◆ SELECTION:
....

When marketers seek viable options for exporting a megabrand into an adjacency, rarely do they find opportunities to improve delivery on current primary consumer needs. Instead, destinations for megabrand equities often call for “activating” a secondary consumer need. That is, elevating the role of a less critical need to a more influential role on consumer purchasing decisions. Successful megabranding often is the result of activating needs that were less influential because no brand was currently focused on that need. Brands that succeed have a strong core strategy and a sizeable marketing investment to energize this shift in consumer thinking and behavior.

Brands that succeed have a strong core strategy...

Clorox capitalized on the sustainability trend when it activated the eco-friendly driver in home cleaning with its 2008 introduction of Green Works. Being the first mainstream brand to get a substantial portion of the market to think differently, Green Works generated significantly higher volume than the leader in this segment and helped grow the environmental cleaning category 40% in its first year.

Credibility carries clout

Big names carry weight and can also do wonders when introduced into underdeveloped markets and segments just by lending credibility to the mix. For example, the fledgling brand Clean Shower was slowly building the daily shower cleaner category in the late 1990s when Tilex, Scrubbing Bubbles and Lysol entered the fray, which instantly legitimized the category for consumers and volume responded. While the expected return from this basic strategy may be modest, it can be executed quicker and with less risk.

Find the specific equity and how it is relevant and transferable...

Brands with strong sales are good potential candidates for extension and megabranding, but this is not necessarily the most critical factor. A strong and specific equity may be the more important issue for creating a megabrand platform. The key is to find the specific equity and how it is relevant and transferable to a different category. Sometimes big brands do not have the flexibility for megabranding, but smaller brands might.

....

◆ TASKS FOR THIS EXERCISE:
(1) Swap "x-tick-label" for "x-axis-tick-label" in the stretch of rows from the first row through the row containing "data-point-marker bbox=[640, 675, 655, 690]", keep everything else in those rows unchanged, and return only that stretch.
(2) Extend the megabranding text by continuing it from its last sentence.
The megabranding text has no connection to the rows.

....

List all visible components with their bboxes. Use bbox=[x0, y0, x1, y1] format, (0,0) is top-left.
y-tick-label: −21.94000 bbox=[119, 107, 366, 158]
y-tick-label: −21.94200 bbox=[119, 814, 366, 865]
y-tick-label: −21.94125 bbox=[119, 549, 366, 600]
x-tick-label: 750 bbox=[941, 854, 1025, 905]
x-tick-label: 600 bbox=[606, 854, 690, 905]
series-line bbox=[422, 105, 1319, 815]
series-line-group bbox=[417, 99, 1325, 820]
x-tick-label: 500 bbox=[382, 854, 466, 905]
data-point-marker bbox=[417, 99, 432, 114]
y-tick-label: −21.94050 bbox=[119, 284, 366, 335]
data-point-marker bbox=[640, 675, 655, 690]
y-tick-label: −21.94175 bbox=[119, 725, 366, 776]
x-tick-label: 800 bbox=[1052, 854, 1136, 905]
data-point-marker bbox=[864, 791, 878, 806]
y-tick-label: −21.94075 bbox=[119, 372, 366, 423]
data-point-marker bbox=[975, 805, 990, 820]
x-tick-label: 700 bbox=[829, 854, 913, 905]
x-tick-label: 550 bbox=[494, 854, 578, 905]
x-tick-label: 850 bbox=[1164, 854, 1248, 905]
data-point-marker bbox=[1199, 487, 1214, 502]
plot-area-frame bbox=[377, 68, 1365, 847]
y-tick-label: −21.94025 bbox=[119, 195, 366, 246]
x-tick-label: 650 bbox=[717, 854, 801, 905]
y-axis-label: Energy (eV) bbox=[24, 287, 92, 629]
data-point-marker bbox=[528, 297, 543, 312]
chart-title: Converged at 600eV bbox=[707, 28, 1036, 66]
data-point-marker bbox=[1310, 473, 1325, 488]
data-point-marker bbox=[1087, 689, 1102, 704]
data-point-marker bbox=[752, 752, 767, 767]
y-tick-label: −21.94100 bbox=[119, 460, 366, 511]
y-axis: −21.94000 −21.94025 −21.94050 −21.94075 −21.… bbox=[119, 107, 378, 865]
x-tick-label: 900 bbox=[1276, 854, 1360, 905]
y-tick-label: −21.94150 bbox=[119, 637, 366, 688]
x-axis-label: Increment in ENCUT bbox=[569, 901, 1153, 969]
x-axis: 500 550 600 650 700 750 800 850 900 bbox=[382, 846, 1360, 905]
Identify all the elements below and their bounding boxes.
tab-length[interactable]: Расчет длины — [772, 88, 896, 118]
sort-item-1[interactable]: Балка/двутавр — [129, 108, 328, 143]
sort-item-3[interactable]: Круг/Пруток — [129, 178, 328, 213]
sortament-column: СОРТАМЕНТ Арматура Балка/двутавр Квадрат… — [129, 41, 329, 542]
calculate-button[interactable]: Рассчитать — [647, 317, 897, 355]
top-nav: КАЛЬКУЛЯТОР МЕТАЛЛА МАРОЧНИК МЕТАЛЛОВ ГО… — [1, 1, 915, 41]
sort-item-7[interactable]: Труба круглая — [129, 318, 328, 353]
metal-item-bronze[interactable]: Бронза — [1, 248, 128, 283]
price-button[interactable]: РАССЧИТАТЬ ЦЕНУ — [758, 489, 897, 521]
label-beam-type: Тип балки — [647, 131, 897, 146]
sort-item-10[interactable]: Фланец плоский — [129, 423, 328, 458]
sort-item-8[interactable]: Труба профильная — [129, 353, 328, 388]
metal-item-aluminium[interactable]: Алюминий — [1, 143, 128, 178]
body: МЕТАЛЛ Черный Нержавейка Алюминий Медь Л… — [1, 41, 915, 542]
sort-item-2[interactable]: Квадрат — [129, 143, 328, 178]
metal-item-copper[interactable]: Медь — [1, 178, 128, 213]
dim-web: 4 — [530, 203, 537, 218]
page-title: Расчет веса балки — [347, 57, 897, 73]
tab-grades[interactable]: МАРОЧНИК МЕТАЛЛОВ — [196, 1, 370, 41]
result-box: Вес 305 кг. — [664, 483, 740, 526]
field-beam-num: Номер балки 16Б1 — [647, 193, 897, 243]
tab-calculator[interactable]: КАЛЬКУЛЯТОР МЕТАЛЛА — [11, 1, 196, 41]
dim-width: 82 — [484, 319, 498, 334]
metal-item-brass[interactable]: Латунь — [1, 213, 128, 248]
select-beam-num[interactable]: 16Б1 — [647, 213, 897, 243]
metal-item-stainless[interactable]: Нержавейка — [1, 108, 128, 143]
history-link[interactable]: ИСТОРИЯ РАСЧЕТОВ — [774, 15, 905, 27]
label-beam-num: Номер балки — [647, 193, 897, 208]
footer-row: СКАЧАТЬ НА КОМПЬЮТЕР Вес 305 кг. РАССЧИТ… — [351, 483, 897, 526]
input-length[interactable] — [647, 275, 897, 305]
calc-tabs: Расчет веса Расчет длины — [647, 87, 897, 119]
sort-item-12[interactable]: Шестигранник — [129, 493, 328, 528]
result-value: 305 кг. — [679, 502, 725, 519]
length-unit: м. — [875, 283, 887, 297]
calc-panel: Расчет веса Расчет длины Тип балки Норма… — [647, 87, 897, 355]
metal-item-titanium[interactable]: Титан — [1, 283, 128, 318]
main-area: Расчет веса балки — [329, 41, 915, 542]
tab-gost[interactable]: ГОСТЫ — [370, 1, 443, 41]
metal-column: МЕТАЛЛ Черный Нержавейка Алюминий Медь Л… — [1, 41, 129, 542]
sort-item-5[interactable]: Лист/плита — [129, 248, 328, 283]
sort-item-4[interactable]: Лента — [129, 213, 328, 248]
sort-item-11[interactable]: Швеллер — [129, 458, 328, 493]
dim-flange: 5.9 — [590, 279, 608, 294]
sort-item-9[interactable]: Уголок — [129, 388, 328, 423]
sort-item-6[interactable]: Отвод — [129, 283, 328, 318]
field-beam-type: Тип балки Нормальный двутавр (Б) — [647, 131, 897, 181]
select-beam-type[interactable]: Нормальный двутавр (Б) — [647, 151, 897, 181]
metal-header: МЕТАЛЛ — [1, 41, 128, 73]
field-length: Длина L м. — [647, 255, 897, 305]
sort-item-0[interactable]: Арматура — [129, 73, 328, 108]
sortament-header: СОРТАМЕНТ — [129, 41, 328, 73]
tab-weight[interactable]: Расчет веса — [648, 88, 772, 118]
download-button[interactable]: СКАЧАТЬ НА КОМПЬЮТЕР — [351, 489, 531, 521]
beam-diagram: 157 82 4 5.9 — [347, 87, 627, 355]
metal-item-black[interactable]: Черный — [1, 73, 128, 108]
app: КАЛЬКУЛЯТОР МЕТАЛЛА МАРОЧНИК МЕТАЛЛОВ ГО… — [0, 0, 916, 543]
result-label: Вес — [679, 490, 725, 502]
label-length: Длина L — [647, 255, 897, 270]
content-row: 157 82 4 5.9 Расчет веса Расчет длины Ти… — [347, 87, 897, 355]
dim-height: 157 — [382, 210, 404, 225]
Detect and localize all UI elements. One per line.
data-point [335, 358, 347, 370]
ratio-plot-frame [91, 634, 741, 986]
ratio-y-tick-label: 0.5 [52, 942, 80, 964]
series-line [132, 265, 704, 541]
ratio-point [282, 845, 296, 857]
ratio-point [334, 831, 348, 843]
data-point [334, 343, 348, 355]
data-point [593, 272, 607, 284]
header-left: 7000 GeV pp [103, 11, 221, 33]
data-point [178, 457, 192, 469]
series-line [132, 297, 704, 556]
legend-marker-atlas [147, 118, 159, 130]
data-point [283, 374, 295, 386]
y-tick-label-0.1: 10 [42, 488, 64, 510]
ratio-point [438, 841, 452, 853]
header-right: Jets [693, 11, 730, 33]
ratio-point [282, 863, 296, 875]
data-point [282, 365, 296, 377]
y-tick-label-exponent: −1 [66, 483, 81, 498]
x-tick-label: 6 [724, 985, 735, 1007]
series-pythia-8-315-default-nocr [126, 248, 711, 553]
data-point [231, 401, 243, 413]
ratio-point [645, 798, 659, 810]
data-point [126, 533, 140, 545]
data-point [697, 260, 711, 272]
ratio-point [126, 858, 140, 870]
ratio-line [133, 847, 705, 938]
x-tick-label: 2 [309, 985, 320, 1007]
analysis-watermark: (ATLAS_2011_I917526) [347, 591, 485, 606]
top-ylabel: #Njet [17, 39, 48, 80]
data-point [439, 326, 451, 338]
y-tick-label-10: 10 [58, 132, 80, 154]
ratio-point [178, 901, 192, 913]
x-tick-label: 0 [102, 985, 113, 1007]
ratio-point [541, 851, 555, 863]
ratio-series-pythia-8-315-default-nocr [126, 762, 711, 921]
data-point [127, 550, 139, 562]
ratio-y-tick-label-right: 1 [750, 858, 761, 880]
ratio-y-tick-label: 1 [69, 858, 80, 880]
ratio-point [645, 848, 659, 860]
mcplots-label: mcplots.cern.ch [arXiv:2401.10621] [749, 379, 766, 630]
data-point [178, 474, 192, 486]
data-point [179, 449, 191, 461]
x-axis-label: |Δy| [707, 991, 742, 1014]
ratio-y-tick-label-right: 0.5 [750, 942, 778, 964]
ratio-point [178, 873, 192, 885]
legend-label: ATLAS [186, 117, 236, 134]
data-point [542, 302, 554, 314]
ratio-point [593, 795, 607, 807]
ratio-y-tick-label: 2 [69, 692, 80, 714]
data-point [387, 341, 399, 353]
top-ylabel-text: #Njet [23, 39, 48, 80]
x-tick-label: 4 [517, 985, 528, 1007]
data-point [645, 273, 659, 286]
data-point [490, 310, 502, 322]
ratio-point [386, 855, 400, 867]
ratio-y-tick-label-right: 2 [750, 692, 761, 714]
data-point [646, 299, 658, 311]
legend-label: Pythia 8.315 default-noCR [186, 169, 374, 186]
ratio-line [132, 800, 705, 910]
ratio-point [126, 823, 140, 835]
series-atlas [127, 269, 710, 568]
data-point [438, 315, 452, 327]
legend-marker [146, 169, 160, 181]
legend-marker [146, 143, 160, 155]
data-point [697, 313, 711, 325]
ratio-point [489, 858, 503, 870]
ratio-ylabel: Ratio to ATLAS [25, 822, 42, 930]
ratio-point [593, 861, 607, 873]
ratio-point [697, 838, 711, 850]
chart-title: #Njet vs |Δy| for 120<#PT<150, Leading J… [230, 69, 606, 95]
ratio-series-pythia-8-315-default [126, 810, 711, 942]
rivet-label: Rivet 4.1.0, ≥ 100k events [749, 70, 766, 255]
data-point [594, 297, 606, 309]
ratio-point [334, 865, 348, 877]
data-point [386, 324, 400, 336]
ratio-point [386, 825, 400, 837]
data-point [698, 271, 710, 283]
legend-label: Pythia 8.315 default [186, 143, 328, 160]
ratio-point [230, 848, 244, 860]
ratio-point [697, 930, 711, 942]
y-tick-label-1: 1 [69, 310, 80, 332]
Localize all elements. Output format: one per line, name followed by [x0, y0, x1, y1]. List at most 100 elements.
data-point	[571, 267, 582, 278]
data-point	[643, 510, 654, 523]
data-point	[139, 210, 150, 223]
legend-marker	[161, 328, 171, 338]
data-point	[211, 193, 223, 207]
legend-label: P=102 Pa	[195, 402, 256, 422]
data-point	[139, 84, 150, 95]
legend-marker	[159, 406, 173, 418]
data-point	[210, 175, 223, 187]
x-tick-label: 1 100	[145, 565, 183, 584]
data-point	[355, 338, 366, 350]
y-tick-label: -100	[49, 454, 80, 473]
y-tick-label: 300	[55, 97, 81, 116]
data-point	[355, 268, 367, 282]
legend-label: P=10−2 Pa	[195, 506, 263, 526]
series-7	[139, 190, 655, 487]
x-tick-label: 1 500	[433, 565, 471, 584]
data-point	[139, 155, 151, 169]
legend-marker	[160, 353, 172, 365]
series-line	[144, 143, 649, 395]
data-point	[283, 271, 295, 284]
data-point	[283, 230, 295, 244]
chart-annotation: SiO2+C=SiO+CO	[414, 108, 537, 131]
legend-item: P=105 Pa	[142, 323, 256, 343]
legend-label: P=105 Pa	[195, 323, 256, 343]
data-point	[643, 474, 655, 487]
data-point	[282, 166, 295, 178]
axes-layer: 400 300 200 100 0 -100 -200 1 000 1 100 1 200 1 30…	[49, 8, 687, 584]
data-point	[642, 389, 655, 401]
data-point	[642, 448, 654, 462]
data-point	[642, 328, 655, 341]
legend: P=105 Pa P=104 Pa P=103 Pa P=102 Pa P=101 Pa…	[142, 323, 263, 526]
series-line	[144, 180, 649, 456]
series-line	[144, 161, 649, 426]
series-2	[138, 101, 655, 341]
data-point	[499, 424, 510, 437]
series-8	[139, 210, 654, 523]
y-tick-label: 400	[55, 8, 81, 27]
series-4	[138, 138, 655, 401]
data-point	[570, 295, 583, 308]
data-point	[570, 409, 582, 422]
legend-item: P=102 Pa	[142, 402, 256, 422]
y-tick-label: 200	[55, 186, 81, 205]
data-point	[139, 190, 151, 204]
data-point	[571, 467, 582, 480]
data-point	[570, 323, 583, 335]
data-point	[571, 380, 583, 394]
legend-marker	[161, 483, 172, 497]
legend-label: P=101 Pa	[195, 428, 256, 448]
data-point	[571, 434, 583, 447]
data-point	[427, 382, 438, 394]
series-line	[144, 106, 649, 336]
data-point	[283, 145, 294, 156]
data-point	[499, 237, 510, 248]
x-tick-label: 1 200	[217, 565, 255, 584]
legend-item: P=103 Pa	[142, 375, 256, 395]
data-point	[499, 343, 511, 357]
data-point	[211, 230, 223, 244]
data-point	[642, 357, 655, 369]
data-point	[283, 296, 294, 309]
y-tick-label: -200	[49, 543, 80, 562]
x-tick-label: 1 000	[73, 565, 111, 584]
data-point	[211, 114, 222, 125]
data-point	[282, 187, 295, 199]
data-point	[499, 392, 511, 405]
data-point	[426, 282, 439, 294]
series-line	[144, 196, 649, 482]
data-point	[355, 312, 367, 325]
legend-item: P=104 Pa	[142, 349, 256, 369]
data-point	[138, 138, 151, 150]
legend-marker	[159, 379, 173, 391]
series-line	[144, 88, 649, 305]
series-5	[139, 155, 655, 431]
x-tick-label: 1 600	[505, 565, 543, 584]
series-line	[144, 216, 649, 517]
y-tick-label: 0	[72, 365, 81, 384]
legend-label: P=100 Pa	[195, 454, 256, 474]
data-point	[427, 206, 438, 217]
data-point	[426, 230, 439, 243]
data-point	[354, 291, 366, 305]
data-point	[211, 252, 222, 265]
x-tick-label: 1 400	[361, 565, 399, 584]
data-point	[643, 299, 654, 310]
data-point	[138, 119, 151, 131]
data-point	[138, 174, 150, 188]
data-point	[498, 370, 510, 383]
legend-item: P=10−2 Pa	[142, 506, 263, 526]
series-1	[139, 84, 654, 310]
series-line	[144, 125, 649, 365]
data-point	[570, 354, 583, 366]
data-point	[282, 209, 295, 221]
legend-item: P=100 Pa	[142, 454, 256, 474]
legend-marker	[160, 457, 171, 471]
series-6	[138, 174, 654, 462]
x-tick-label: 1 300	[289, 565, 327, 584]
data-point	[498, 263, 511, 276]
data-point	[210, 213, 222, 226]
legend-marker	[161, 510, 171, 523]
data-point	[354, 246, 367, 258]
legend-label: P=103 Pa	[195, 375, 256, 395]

....

◆ SOLVED PROBLEMS:
(1)
List all visible components with their bboxes. Use bbox=[x0, y0, x1, y1] format, (0,0) is top-left.
y-tick-label: −21.94000 bbox=[119, 107, 366, 158]
y-tick-label: −21.94200 bbox=[119, 814, 366, 865]
y-tick-label: −21.94125 bbox=[119, 549, 366, 600]
x-axis-tick-label: 750 bbox=[941, 854, 1025, 905]
x-axis-tick-label: 600 bbox=[606, 854, 690, 905]
series-line bbox=[422, 105, 1319, 815]
series-line-group bbox=[417, 99, 1325, 820]
x-axis-tick-label: 500 bbox=[382, 854, 466, 905]
data-point-marker bbox=[417, 99, 432, 114]
y-tick-label: −21.94050 bbox=[119, 284, 366, 335]
data-point-marker bbox=[640, 675, 655, 690]

(2)
For example, Mr. Clean was a relatively small brand in the U.S. through 2002, selling dilutable cleaners with a 10% share of the market. But the brand had broad awareness and recognition, a strong cleaning equity, and an iconic visual equity. When Procter & Gamble launched Mr. Clean Magic Eraser in 2003, it leveraged its equity to establish credibility for this novel product.

Invest for growth

The fact is, megabranding programs are typically only as effective as their marketing support. Most marketers do not employ megabranding as just an efficiency play. Rather, they view it as an opportunity to grow volume and share. While there is no single support strategy that fits all cases, it is clear that most marketers have devoted substantial marketing support to capitalize on megabranding initiatives.

Most successful megabrand strategies do not place great weight on family messaging...

As support is allocated, we believe in most cases that dedicated support for the adjacent extension is important. There is a logical attraction to brand-family communication strategies given the potential for marketing efficiencies. However, most successful megabrand strategies that we have examined do not place great weight on family messaging. In most cases, a critical need exists to educate and convince consumers about the megabrand’s relevance in the adjacency. Family messaging may play a role later in the megabrand’s evolution, but in the introductory time period, more focused support should usually be the priority.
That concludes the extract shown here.